** BEGIN **

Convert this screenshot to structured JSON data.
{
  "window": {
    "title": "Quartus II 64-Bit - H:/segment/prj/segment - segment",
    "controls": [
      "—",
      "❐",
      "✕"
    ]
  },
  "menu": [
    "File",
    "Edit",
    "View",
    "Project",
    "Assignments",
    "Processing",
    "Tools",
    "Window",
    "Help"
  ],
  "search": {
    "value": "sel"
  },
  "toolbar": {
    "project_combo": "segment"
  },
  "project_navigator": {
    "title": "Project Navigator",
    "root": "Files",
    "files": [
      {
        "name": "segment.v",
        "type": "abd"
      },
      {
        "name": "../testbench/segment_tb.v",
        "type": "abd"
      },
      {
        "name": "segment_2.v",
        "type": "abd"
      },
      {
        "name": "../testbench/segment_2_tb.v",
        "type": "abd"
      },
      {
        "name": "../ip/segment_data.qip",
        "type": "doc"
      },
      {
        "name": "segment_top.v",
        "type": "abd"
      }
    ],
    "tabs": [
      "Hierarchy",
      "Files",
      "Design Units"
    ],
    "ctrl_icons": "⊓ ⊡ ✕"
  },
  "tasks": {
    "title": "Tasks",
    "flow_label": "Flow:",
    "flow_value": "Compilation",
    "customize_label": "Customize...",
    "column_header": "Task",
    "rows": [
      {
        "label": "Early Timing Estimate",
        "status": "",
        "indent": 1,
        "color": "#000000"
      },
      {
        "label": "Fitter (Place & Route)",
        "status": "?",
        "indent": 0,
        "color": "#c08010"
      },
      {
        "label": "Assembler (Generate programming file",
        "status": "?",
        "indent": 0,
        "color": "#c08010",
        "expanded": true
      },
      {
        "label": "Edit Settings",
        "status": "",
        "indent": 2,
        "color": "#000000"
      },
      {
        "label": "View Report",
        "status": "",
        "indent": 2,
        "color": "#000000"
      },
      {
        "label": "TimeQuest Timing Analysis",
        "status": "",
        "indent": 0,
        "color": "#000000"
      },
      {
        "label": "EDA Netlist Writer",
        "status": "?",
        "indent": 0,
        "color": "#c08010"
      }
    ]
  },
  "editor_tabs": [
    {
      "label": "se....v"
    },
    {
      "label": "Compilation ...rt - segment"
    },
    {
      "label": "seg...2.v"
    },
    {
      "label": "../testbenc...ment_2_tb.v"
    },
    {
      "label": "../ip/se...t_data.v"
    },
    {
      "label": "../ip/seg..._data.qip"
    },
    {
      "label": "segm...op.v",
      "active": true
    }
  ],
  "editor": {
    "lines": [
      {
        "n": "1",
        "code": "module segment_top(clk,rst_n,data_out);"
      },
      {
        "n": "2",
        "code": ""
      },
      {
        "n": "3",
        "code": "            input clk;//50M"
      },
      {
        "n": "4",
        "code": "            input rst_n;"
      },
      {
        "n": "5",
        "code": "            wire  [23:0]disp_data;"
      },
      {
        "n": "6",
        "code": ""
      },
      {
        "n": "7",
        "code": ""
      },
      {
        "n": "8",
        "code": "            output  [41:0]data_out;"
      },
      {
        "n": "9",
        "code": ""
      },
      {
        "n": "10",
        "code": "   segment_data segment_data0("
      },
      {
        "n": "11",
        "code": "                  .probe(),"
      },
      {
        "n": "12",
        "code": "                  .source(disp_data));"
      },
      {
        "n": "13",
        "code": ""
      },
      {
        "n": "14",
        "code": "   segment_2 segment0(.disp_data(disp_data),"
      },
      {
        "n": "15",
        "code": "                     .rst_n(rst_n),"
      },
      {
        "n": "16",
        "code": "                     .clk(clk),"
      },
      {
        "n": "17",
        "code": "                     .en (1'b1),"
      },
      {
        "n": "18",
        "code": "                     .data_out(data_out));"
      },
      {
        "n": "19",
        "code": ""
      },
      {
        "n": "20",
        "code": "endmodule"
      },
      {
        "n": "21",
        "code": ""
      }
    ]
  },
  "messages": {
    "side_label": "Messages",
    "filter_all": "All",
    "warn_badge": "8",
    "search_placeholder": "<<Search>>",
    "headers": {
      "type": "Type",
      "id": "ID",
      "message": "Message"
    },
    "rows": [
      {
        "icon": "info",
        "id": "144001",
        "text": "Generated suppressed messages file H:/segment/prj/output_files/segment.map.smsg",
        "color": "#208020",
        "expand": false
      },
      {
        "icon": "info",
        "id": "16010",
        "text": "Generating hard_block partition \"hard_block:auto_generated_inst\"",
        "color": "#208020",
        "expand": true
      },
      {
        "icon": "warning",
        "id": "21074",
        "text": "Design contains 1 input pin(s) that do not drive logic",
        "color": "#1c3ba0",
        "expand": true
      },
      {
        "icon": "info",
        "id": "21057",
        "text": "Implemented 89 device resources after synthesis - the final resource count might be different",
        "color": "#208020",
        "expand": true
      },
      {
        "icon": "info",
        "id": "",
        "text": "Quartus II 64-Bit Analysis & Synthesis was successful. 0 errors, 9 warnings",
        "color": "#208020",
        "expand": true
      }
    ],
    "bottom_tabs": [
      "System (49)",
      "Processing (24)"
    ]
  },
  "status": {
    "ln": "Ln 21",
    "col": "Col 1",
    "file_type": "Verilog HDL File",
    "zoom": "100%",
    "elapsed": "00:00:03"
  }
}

** END **

▸ **Aim**: Copy every line of the entries above in which "Quartus" occurs.

▸ **The reply**:
    "title": "Quartus II 64-Bit - H:/segment/prj/segment - segment",
        "text": "Quartus II 64-Bit Analysis & Synthesis was successful. 0 errors, 9 warnings",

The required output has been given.